## Start EXCERPTED DATA

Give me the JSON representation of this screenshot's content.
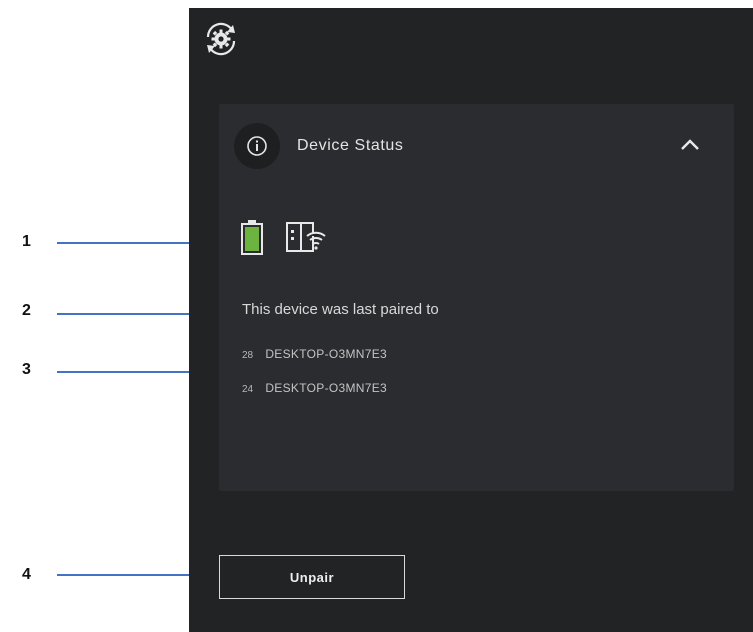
{
  "callouts": [
    "1",
    "2",
    "3",
    "4"
  ],
  "header": {
    "sync_icon": "sync-gear-icon"
  },
  "device_status": {
    "info_icon": "info-icon",
    "title": "Device Status",
    "collapse_icon": "chevron-up-icon",
    "battery_icon": "battery-icon",
    "battery_color": "#6db33f",
    "connection_icon": "device-wifi-icon",
    "paired_heading": "This device was last paired to",
    "paired_devices": [
      {
        "id": "28",
        "name": "DESKTOP-O3MN7E3"
      },
      {
        "id": "24",
        "name": "DESKTOP-O3MN7E3"
      }
    ]
  },
  "actions": {
    "unpair_label": "Unpair"
  },
  "colors": {
    "panel_bg": "#222325",
    "card_bg": "#2b2c2f",
    "callout_line": "#4472c4"
  }
}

## End EXCERPTED DATA

= WHAT TO WORK ON =
State the number of lines in the data that include the string "icon", and add nothing else.

= EXERCISE RESULT =
5